**Prompt**
Copy the lines exactly, starting at the first line and ending with the line that contains "149, 764, 169]", both included.

**Stored dataset items**
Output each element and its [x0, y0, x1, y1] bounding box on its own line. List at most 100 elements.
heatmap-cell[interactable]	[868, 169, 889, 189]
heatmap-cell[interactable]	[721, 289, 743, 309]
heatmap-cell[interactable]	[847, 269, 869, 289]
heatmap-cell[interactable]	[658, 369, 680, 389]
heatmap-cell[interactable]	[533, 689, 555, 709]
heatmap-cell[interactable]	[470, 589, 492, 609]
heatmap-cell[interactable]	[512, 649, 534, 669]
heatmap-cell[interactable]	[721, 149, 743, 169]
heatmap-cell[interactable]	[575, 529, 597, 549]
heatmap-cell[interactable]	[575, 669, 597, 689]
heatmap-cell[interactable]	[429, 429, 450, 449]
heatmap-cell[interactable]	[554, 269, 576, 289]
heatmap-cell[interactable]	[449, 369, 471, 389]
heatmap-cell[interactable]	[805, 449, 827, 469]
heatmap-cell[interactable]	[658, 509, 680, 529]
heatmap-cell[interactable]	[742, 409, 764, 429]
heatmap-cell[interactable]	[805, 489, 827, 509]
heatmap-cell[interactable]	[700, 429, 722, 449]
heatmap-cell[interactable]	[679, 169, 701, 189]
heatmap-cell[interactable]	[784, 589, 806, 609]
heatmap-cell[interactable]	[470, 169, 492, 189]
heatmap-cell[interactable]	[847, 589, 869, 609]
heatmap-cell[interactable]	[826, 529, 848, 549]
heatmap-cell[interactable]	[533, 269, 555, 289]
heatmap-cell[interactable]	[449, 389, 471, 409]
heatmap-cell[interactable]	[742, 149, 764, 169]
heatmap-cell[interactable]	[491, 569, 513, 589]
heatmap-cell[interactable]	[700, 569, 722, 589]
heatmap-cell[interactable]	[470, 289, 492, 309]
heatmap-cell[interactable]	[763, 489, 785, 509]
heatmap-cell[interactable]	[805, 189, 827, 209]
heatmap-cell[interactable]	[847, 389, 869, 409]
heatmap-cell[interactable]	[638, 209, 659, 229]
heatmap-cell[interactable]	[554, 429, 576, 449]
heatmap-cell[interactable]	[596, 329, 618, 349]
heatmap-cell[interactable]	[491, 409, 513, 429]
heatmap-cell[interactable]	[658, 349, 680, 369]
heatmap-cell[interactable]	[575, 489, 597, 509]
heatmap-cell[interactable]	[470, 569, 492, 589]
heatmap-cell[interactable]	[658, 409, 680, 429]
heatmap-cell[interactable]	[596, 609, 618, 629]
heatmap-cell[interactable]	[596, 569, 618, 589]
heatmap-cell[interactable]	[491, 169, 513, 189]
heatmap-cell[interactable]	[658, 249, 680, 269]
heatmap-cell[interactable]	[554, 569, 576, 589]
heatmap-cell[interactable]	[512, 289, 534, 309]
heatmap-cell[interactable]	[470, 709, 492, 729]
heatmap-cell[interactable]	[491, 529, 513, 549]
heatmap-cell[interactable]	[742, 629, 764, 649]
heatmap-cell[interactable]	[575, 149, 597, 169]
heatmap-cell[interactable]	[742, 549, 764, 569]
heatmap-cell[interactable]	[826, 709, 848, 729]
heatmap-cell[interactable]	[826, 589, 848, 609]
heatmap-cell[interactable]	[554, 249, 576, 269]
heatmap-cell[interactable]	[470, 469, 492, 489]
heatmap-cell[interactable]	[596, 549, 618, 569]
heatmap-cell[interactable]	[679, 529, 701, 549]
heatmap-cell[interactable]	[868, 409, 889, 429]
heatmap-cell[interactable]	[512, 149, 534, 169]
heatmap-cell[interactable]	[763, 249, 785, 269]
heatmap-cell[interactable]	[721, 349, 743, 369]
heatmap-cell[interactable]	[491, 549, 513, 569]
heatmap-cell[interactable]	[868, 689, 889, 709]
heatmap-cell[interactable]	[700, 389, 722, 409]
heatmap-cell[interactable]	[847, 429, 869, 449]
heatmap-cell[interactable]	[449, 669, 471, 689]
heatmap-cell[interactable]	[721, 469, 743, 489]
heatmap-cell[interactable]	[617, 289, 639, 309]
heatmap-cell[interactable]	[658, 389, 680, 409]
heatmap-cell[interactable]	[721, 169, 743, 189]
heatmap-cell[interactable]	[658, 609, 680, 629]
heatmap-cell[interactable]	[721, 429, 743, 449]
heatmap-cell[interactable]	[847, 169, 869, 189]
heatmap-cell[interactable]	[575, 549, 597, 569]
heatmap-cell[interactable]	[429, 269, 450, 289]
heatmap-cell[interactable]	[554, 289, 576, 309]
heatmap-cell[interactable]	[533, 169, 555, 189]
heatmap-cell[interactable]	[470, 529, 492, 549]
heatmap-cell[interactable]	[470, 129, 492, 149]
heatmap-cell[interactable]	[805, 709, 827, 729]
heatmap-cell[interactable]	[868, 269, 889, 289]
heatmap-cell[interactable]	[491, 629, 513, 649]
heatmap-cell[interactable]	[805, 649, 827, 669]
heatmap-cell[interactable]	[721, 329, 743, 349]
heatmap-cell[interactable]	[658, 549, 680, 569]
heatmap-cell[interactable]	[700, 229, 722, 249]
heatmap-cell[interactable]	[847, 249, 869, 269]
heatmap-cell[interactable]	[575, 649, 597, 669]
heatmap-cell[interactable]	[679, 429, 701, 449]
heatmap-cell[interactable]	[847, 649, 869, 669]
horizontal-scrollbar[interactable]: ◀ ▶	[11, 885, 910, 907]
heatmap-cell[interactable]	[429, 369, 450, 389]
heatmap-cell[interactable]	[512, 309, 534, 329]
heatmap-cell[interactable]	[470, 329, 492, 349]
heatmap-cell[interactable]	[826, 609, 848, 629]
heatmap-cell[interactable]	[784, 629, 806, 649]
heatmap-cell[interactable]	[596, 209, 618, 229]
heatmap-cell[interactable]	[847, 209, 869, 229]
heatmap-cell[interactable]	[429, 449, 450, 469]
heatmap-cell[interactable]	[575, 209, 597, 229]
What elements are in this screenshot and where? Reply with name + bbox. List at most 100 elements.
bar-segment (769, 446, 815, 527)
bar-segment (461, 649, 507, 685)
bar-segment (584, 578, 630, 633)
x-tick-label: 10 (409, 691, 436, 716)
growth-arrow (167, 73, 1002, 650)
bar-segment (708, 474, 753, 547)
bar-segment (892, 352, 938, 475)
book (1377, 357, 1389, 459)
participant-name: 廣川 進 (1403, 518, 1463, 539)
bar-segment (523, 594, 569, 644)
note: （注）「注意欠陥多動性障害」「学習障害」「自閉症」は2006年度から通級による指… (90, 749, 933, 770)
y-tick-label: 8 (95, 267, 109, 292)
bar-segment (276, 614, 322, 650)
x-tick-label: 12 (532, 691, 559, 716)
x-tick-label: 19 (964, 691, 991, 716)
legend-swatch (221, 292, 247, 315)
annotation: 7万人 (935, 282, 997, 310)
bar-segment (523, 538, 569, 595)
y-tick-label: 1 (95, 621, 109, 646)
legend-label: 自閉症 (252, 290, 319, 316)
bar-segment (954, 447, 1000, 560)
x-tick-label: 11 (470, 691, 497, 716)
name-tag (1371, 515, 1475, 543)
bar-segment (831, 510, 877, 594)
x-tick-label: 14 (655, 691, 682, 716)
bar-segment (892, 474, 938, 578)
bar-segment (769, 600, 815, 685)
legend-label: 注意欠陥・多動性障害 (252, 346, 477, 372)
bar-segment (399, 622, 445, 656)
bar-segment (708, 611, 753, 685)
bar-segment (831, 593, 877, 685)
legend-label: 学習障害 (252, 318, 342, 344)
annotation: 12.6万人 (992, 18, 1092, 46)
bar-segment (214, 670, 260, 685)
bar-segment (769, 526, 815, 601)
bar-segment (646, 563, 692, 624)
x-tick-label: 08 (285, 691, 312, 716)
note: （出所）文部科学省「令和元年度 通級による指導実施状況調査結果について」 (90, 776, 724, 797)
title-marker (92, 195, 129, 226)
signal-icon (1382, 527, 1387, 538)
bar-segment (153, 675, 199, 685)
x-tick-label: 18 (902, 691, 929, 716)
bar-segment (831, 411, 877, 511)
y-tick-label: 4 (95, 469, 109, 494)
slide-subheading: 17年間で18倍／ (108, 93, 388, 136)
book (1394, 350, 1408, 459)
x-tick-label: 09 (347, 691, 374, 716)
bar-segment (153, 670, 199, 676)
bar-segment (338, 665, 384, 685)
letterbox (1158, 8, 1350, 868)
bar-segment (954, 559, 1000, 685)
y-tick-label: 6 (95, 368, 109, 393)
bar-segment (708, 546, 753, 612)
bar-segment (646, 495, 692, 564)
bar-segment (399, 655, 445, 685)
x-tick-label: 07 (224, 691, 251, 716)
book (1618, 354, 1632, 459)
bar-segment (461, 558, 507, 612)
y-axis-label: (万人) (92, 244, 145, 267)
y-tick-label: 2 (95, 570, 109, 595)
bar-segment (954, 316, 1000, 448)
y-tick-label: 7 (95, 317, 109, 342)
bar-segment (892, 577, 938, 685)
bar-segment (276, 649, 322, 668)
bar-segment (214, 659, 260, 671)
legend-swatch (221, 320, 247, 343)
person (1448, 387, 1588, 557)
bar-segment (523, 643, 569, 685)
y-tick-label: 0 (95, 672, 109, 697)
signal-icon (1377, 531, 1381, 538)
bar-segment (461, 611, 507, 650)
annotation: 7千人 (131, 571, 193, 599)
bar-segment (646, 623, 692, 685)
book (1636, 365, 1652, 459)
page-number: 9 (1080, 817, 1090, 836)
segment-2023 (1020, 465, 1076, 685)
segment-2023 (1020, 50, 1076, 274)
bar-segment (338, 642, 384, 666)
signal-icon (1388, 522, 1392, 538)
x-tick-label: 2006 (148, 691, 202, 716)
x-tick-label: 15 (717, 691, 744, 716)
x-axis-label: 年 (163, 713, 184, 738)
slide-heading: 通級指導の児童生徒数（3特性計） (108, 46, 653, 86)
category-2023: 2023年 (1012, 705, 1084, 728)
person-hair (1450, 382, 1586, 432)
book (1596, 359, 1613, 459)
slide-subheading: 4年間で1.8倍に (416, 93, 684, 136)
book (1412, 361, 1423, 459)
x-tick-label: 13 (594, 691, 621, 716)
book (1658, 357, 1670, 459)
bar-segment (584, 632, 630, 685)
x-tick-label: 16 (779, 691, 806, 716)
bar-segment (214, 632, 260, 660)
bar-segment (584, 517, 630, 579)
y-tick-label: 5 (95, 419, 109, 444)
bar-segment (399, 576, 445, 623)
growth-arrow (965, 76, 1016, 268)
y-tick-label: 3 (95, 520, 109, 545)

**Output for this task**
Output each element and its [x0, y0, x1, y1] bounding box on its own line. List at most 100 elements.
heatmap-cell[interactable]	[868, 169, 889, 189]
heatmap-cell[interactable]	[721, 289, 743, 309]
heatmap-cell[interactable]	[847, 269, 869, 289]
heatmap-cell[interactable]	[658, 369, 680, 389]
heatmap-cell[interactable]	[533, 689, 555, 709]
heatmap-cell[interactable]	[470, 589, 492, 609]
heatmap-cell[interactable]	[512, 649, 534, 669]
heatmap-cell[interactable]	[721, 149, 743, 169]
heatmap-cell[interactable]	[575, 529, 597, 549]
heatmap-cell[interactable]	[575, 669, 597, 689]
heatmap-cell[interactable]	[429, 429, 450, 449]
heatmap-cell[interactable]	[554, 269, 576, 289]
heatmap-cell[interactable]	[449, 369, 471, 389]
heatmap-cell[interactable]	[805, 449, 827, 469]
heatmap-cell[interactable]	[658, 509, 680, 529]
heatmap-cell[interactable]	[742, 409, 764, 429]
heatmap-cell[interactable]	[805, 489, 827, 509]
heatmap-cell[interactable]	[700, 429, 722, 449]
heatmap-cell[interactable]	[679, 169, 701, 189]
heatmap-cell[interactable]	[784, 589, 806, 609]
heatmap-cell[interactable]	[470, 169, 492, 189]
heatmap-cell[interactable]	[847, 589, 869, 609]
heatmap-cell[interactable]	[826, 529, 848, 549]
heatmap-cell[interactable]	[533, 269, 555, 289]
heatmap-cell[interactable]	[449, 389, 471, 409]
heatmap-cell[interactable]	[742, 149, 764, 169]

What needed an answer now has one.